━━ Provided entries ━━

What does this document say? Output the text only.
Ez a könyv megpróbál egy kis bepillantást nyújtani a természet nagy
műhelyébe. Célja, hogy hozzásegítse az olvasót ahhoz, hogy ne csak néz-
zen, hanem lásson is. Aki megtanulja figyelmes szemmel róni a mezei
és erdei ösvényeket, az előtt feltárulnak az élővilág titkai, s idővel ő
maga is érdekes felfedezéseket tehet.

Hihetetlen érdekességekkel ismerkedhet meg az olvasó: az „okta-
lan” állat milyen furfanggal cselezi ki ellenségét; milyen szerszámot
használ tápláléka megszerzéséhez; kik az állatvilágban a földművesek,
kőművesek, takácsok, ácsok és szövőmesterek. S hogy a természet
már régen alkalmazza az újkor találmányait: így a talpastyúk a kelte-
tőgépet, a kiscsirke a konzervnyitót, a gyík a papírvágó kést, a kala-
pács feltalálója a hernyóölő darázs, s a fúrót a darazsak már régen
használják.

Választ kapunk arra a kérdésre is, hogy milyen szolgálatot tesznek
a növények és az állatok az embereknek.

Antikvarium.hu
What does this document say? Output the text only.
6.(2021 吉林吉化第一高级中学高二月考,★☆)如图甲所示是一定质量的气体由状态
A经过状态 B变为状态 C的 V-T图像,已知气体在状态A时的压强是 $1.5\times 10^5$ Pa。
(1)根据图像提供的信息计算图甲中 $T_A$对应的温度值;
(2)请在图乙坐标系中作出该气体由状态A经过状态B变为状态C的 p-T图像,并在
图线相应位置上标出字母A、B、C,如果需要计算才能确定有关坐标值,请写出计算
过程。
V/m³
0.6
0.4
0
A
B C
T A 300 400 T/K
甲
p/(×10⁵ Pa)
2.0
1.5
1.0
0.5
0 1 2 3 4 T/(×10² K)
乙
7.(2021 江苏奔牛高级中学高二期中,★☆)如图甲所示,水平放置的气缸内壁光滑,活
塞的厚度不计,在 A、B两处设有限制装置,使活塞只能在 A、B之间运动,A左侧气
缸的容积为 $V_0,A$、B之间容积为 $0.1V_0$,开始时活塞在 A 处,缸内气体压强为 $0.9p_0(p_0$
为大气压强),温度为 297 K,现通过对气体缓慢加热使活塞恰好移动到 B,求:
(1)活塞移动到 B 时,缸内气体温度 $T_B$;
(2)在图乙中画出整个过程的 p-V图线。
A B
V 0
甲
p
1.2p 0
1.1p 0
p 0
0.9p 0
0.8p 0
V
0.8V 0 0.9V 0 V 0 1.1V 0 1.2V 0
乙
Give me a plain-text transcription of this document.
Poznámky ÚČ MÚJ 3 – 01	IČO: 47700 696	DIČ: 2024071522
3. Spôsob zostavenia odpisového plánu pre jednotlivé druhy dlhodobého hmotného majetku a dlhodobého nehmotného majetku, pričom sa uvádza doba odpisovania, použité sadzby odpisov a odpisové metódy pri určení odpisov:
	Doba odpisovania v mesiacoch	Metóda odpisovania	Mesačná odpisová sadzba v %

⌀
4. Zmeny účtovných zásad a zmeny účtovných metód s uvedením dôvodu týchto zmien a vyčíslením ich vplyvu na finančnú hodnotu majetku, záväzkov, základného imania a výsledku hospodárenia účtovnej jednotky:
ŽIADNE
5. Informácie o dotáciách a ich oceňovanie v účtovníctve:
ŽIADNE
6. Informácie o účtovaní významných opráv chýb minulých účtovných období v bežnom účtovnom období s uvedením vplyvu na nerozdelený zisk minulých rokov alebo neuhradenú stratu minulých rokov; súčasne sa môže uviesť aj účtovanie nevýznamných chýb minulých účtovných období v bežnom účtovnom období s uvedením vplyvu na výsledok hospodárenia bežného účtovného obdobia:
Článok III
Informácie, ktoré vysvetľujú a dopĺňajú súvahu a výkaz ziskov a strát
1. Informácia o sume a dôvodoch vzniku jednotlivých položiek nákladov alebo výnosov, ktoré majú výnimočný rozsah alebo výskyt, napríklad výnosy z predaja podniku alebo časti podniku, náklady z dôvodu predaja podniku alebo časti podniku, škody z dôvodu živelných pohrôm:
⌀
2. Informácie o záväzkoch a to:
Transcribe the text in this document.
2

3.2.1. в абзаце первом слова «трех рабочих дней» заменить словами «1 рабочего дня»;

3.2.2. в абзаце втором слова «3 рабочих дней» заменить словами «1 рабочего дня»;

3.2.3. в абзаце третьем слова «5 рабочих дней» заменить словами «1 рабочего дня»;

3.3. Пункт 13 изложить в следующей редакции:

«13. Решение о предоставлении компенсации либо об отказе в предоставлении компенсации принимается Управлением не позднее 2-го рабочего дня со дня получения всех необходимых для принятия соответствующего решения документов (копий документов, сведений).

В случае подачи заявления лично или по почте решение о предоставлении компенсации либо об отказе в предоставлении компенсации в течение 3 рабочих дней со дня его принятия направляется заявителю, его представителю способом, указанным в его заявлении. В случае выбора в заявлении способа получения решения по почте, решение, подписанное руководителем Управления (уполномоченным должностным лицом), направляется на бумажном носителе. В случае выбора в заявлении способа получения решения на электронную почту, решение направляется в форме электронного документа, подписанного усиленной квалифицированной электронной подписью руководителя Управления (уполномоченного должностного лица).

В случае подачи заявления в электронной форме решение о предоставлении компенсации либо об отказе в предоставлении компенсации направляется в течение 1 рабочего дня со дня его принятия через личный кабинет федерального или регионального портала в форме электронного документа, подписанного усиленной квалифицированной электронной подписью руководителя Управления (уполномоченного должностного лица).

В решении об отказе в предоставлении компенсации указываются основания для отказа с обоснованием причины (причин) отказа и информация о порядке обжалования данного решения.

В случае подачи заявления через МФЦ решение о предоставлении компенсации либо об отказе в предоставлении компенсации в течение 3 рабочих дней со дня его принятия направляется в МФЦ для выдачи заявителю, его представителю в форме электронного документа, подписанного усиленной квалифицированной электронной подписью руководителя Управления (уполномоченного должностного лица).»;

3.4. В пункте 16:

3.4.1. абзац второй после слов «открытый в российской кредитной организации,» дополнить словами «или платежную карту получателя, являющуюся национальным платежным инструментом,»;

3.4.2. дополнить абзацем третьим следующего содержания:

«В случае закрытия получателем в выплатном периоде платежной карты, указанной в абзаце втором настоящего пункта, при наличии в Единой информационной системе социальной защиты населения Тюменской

━━━

◆ **Short exercise**: Write out every entry above, word for word.

◆ **Answer to the task**:
What does this document say? Output the text only.
Ez a könyv megpróbál egy kis bepillantást nyújtani a természet nagy
műhelyébe. Célja, hogy hozzásegítse az olvasót ahhoz, hogy ne csak néz-
zen, hanem lásson is. Aki megtanulja figyelmes szemmel róni a mezei
és erdei ösvényeket, az előtt feltárulnak az élővilág titkai, s idővel ő
maga is érdekes felfedezéseket tehet.

Hihetetlen érdekességekkel ismerkedhet meg az olvasó: az „okta-
lan” állat milyen furfanggal cselezi ki ellenségét; milyen szerszámot
használ tápláléka megszerzéséhez; kik az állatvilágban a földművesek,
kőművesek, takácsok, ácsok és szövőmesterek. S hogy a természet
már régen alkalmazza az újkor találmányait: így a talpastyúk a kelte-
tőgépet, a kiscsirke a konzervnyitót, a gyík a papírvágó kést, a kala-
pács feltalálója a hernyóölő darázs, s a fúrót a darazsak már régen
használják.

Választ kapunk arra a kérdésre is, hogy milyen szolgálatot tesznek
a növények és az állatok az embereknek.

Antikvarium.hu
What does this document say? Output the text only.
6.(2021 吉林吉化第一高级中学高二月考,★☆)如图甲所示是一定质量的气体由状态
A经过状态 B变为状态 C的 V-T图像,已知气体在状态A时的压强是 $1.5\times 10^5$ Pa。
(1)根据图像提供的信息计算图甲中 $T_A$对应的温度值;
(2)请在图乙坐标系中作出该气体由状态A经过状态B变为状态C的 p-T图像,并在
图线相应位置上标出字母A、B、C,如果需要计算才能确定有关坐标值,请写出计算
过程。
V/m³
0.6
0.4
0
A
B C
T A 300 400 T/K
甲
p/(×10⁵ Pa)
2.0
1.5
1.0
0.5
0 1 2 3 4 T/(×10² K)
乙
7.(2021 江苏奔牛高级中学高二期中,★☆)如图甲所示,水平放置的气缸内壁光滑,活
塞的厚度不计,在 A、B两处设有限制装置,使活塞只能在 A、B之间运动,A左侧气
缸的容积为 $V_0,A$、B之间容积为 $0.1V_0$,开始时活塞在 A 处,缸内气体压强为 $0.9p_0(p_0$
为大气压强),温度为 297 K,现通过对气体缓慢加热使活塞恰好移动到 B,求:
(1)活塞移动到 B 时,缸内气体温度 $T_B$;
(2)在图乙中画出整个过程的 p-V图线。
A B
V 0
甲
p
1.2p 0
1.1p 0
p 0
0.9p 0
0.8p 0
V
0.8V 0 0.9V 0 V 0 1.1V 0 1.2V 0
乙
Give me a plain-text transcription of this document.
Poznámky ÚČ MÚJ 3 – 01	IČO: 47700 696	DIČ: 2024071522
3. Spôsob zostavenia odpisového plánu pre jednotlivé druhy dlhodobého hmotného majetku a dlhodobého nehmotného majetku, pričom sa uvádza doba odpisovania, použité sadzby odpisov a odpisové metódy pri určení odpisov:
	Doba odpisovania v mesiacoch	Metóda odpisovania	Mesačná odpisová sadzba v %

⌀
4. Zmeny účtovných zásad a zmeny účtovných metód s uvedením dôvodu týchto zmien a vyčíslením ich vplyvu na finančnú hodnotu majetku, záväzkov, základného imania a výsledku hospodárenia účtovnej jednotky:
ŽIADNE
5. Informácie o dotáciách a ich oceňovanie v účtovníctve:
ŽIADNE
6. Informácie o účtovaní významných opráv chýb minulých účtovných období v bežnom účtovnom období s uvedením vplyvu na nerozdelený zisk minulých rokov alebo neuhradenú stratu minulých rokov; súčasne sa môže uviesť aj účtovanie nevýznamných chýb minulých účtovných období v bežnom účtovnom období s uvedením vplyvu na výsledok hospodárenia bežného účtovného obdobia:
Článok III
Informácie, ktoré vysvetľujú a dopĺňajú súvahu a výkaz ziskov a strát
1. Informácia o sume a dôvodoch vzniku jednotlivých položiek nákladov alebo výnosov, ktoré majú výnimočný rozsah alebo výskyt, napríklad výnosy z predaja podniku alebo časti podniku, náklady z dôvodu predaja podniku alebo časti podniku, škody z dôvodu živelných pohrôm:
⌀
2. Informácie o záväzkoch a to:
Transcribe the text in this document.
2

3.2.1. в абзаце первом слова «трех рабочих дней» заменить словами «1 рабочего дня»;

3.2.2. в абзаце втором слова «3 рабочих дней» заменить словами «1 рабочего дня»;

3.2.3. в абзаце третьем слова «5 рабочих дней» заменить словами «1 рабочего дня»;

3.3. Пункт 13 изложить в следующей редакции:

«13. Решение о предоставлении компенсации либо об отказе в предоставлении компенсации принимается Управлением не позднее 2-го рабочего дня со дня получения всех необходимых для принятия соответствующего решения документов (копий документов, сведений).

В случае подачи заявления лично или по почте решение о предоставлении компенсации либо об отказе в предоставлении компенсации в течение 3 рабочих дней со дня его принятия направляется заявителю, его представителю способом, указанным в его заявлении. В случае выбора в заявлении способа получения решения по почте, решение, подписанное руководителем Управления (уполномоченным должностным лицом), направляется на бумажном носителе. В случае выбора в заявлении способа получения решения на электронную почту, решение направляется в форме электронного документа, подписанного усиленной квалифицированной электронной подписью руководителя Управления (уполномоченного должностного лица).

В случае подачи заявления в электронной форме решение о предоставлении компенсации либо об отказе в предоставлении компенсации направляется в течение 1 рабочего дня со дня его принятия через личный кабинет федерального или регионального портала в форме электронного документа, подписанного усиленной квалифицированной электронной подписью руководителя Управления (уполномоченного должностного лица).

В решении об отказе в предоставлении компенсации указываются основания для отказа с обоснованием причины (причин) отказа и информация о порядке обжалования данного решения.

В случае подачи заявления через МФЦ решение о предоставлении компенсации либо об отказе в предоставлении компенсации в течение 3 рабочих дней со дня его принятия направляется в МФЦ для выдачи заявителю, его представителю в форме электронного документа, подписанного усиленной квалифицированной электронной подписью руководителя Управления (уполномоченного должностного лица).»;

3.4. В пункте 16:

3.4.1. абзац второй после слов «открытый в российской кредитной организации,» дополнить словами «или платежную карту получателя, являющуюся национальным платежным инструментом,»;

3.4.2. дополнить абзацем третьим следующего содержания:

«В случае закрытия получателем в выплатном периоде платежной карты, указанной в абзаце втором настоящего пункта, при наличии в Единой информационной системе социальной защиты населения Тюменской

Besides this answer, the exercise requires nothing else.